Thanks for reminding me of this fine (albeit a tad academic) article. I read it a while back, but obviously more than I thought stayed with me (couldn't for the life of me remember where I took that beautifully evocative idea of "man-made wilderness"). That said, these ideas are also present in many of Robert Adams' writings as well as in Lewis Baltz's essays, in particular his review of Adams' The New West, in which he states:

Conceived in expedience for the sole purpose of turning a quick buck, hopelessly dependent on the automobile, new non-cities have disposed themselves formlessly along
the frontage roads of most of our Interstate Highways. Posing an ecological threat that is only now being taken into account, the sprawl-city is as hostile to genuine urbanism as it is to the land it recklessly consumes. For as much as the landscape is deformed by the encroaching suburban juggernaut, traditional urban (i.e. civilized) values are equally under attack; American civil culture, never so very deep, disappears if spread too thin.

◆ Short task A ◆
Transcribe the full text of the comment on suburban sprawl and man-made wilderness, with no changes.

◆ Data shown ◆
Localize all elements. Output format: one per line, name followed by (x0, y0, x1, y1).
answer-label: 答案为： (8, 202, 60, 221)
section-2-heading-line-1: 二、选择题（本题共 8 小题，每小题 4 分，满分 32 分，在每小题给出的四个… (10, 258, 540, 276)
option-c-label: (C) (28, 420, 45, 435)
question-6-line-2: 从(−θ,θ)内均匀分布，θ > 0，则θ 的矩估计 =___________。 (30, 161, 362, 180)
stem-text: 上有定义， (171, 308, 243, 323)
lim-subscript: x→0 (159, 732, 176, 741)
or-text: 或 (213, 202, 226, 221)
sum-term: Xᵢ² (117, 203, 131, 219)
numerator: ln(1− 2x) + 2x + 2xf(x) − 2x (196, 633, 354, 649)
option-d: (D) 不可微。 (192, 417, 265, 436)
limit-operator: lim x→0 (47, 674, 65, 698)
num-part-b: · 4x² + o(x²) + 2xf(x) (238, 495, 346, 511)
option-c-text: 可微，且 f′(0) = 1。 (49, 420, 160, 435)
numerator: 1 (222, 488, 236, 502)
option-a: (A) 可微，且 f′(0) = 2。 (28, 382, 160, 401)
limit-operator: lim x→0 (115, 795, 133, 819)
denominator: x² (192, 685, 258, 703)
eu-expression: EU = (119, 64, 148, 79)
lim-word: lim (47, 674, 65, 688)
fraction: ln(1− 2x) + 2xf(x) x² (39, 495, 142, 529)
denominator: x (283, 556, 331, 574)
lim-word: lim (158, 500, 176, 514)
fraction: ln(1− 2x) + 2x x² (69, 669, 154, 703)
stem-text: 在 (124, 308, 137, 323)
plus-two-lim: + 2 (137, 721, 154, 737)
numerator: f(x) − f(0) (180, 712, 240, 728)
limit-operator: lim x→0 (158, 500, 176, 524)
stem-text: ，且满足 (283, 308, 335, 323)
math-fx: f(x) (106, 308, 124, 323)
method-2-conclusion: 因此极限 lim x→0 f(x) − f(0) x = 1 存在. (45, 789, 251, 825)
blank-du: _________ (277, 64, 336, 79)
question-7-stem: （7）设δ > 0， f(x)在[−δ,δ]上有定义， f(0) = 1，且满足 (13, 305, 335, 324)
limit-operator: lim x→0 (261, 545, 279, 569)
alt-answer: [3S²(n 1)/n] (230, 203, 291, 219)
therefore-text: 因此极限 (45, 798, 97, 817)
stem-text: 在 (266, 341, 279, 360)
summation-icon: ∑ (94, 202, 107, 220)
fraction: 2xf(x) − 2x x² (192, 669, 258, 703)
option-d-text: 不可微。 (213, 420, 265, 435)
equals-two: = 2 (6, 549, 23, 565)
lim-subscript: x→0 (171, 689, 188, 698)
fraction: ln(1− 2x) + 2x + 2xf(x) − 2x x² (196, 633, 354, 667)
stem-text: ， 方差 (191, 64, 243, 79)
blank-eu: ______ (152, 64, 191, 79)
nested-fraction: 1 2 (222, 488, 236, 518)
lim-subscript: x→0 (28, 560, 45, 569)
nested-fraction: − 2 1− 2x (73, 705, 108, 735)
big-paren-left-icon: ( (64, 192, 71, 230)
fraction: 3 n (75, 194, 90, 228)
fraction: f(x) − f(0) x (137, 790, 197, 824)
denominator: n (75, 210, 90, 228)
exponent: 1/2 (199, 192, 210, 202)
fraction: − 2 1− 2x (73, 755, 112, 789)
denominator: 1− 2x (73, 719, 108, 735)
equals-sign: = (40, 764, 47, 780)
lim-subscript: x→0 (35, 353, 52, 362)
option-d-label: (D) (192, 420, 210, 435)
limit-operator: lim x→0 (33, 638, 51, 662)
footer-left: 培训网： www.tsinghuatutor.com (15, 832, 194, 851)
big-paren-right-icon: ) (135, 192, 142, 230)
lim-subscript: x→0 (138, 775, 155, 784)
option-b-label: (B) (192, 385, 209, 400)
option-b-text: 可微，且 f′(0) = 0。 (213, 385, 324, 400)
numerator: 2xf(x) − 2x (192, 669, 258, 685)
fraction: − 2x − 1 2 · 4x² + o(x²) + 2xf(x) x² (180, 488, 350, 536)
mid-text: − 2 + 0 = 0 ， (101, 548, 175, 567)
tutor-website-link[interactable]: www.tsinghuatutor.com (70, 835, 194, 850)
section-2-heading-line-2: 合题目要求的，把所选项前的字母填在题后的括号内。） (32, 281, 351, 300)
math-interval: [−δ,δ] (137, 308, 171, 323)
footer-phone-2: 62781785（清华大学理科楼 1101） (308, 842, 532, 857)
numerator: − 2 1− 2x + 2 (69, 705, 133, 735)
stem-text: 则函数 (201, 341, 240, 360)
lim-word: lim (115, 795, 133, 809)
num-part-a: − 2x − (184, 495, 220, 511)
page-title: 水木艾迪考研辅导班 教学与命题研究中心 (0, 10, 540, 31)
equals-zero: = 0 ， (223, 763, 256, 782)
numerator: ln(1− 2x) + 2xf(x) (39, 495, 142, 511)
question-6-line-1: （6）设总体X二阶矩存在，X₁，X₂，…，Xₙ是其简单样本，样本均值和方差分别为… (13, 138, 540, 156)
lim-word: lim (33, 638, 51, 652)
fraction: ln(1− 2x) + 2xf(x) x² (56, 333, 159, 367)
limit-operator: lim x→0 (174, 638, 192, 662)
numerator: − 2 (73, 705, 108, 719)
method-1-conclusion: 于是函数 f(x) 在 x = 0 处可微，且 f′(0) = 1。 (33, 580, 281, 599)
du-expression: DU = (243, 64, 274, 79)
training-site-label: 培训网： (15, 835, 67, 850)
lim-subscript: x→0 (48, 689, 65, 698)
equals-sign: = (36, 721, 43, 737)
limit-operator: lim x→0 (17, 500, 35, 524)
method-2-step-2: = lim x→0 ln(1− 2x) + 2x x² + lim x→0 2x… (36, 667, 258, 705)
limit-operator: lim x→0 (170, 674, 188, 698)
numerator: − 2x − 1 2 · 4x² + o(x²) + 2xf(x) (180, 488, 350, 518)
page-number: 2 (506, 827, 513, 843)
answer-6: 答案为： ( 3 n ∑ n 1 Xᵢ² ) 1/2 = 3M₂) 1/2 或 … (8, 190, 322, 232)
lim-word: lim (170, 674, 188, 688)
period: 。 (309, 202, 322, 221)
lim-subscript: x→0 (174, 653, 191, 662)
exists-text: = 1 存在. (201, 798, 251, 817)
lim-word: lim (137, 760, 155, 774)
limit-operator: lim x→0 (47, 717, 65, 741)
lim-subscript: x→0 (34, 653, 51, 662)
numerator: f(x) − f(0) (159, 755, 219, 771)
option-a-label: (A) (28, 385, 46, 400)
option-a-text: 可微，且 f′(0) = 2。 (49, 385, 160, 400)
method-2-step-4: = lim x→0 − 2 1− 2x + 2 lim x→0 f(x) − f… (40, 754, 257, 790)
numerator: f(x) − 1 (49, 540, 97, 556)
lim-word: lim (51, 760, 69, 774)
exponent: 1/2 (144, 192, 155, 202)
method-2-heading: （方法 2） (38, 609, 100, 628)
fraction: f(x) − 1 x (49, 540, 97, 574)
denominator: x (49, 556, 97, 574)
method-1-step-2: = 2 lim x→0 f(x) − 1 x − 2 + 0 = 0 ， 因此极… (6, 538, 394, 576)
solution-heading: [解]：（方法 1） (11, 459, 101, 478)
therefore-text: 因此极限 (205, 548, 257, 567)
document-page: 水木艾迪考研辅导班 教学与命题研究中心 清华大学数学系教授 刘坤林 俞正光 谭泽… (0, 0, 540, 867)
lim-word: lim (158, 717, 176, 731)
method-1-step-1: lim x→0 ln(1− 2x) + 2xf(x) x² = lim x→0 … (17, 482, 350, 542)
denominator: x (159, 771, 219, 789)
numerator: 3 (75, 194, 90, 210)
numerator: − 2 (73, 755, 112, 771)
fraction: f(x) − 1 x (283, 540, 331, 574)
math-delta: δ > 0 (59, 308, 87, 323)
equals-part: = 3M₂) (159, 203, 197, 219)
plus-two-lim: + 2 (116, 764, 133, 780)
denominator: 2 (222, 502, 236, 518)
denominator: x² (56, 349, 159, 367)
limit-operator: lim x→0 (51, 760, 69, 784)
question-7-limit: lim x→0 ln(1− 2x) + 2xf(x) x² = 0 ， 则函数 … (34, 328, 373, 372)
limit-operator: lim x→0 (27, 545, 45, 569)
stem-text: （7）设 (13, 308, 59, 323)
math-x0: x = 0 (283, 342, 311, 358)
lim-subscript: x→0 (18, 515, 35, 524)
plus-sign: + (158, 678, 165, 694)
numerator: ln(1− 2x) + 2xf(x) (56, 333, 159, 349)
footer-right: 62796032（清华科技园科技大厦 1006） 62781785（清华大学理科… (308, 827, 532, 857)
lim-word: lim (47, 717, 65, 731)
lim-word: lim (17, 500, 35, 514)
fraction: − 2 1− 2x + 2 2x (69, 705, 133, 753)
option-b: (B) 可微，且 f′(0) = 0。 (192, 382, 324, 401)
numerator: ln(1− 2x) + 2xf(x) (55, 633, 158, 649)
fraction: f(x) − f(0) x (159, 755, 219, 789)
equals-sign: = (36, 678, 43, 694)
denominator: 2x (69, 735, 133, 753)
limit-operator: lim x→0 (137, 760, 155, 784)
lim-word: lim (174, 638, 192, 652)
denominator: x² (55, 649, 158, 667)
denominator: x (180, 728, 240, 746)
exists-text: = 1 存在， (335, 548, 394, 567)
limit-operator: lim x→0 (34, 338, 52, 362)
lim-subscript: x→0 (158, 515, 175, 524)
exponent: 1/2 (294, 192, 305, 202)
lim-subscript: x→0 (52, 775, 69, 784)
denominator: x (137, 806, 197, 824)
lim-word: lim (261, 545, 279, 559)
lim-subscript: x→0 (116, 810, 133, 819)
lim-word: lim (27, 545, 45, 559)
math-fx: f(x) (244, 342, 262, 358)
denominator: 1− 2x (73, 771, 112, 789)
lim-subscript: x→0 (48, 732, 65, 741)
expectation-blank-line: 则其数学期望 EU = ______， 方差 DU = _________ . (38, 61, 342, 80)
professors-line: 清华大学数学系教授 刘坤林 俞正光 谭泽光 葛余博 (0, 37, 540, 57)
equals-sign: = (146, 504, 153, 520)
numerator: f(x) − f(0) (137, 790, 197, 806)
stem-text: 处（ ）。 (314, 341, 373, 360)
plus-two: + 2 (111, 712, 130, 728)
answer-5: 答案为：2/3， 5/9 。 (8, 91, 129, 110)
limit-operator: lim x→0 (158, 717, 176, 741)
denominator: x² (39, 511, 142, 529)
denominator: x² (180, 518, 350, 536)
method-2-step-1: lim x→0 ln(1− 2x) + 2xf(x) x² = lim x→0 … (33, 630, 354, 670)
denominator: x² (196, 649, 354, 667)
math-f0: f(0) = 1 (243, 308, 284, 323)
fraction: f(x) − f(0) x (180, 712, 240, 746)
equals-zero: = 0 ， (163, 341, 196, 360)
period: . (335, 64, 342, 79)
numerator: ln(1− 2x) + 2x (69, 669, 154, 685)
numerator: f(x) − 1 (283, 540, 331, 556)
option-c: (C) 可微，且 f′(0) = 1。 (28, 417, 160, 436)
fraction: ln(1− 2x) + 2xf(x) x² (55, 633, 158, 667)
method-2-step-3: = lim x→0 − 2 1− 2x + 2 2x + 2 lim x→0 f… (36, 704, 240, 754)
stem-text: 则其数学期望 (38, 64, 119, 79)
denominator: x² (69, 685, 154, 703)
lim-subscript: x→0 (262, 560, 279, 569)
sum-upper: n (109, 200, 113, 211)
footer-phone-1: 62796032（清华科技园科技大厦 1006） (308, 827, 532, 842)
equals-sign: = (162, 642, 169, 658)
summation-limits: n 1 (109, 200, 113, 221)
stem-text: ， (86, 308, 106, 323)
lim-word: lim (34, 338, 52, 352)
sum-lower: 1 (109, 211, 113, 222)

◆ Short task B ◆
Restate word for word the lines of the records from their first line through the line containing "blank-du: _________ (277, 64, 336, 79)", with both of those lines included.

◆ Response A ◆
Thanks for reminding me of this fine (albeit a tad academic) article. I read it a while back, but obviously more than I thought stayed with me (couldn't for the life of me remember where I took that beautifully evocative idea of "man-made wilderness"). That said, these ideas are also present in many of Robert Adams' writings as well as in Lewis Baltz's essays, in particular his review of Adams' The New West, in which he states:

Conceived in expedience for the sole purpose of turning a quick buck, hopelessly dependent on the automobile, new non-cities have disposed themselves formlessly along
the frontage roads of most of our Interstate Highways. Posing an ecological threat that is only now being taken into account, the sprawl-city is as hostile to genuine urbanism as it is to the land it recklessly consumes. For as much as the landscape is deformed by the encroaching suburban juggernaut, traditional urban (i.e. civilized) values are equally under attack; American civil culture, never so very deep, disappears if spread too thin.

◆ Response B ◆
Localize all elements. Output format: one per line, name followed by (x0, y0, x1, y1).
answer-label: 答案为： (8, 202, 60, 221)
section-2-heading-line-1: 二、选择题（本题共 8 小题，每小题 4 分，满分 32 分，在每小题给出的四个… (10, 258, 540, 276)
option-c-label: (C) (28, 420, 45, 435)
question-6-line-2: 从(−θ,θ)内均匀分布，θ > 0，则θ 的矩估计 =___________。 (30, 161, 362, 180)
stem-text: 上有定义， (171, 308, 243, 323)
lim-subscript: x→0 (159, 732, 176, 741)
or-text: 或 (213, 202, 226, 221)
sum-term: Xᵢ² (117, 203, 131, 219)
numerator: ln(1− 2x) + 2x + 2xf(x) − 2x (196, 633, 354, 649)
option-d: (D) 不可微。 (192, 417, 265, 436)
limit-operator: lim x→0 (47, 674, 65, 698)
num-part-b: · 4x² + o(x²) + 2xf(x) (238, 495, 346, 511)
option-c-text: 可微，且 f′(0) = 1。 (49, 420, 160, 435)
numerator: 1 (222, 488, 236, 502)
option-a: (A) 可微，且 f′(0) = 2。 (28, 382, 160, 401)
limit-operator: lim x→0 (115, 795, 133, 819)
denominator: x² (192, 685, 258, 703)
eu-expression: EU = (119, 64, 148, 79)
lim-word: lim (47, 674, 65, 688)
fraction: ln(1− 2x) + 2xf(x) x² (39, 495, 142, 529)
denominator: x (283, 556, 331, 574)
lim-word: lim (158, 500, 176, 514)
fraction: ln(1− 2x) + 2x x² (69, 669, 154, 703)
stem-text: 在 (124, 308, 137, 323)
plus-two-lim: + 2 (137, 721, 154, 737)
numerator: f(x) − f(0) (180, 712, 240, 728)
limit-operator: lim x→0 (158, 500, 176, 524)
stem-text: ，且满足 (283, 308, 335, 323)
math-fx: f(x) (106, 308, 124, 323)
method-2-conclusion: 因此极限 lim x→0 f(x) − f(0) x = 1 存在. (45, 789, 251, 825)
blank-du: _________ (277, 64, 336, 79)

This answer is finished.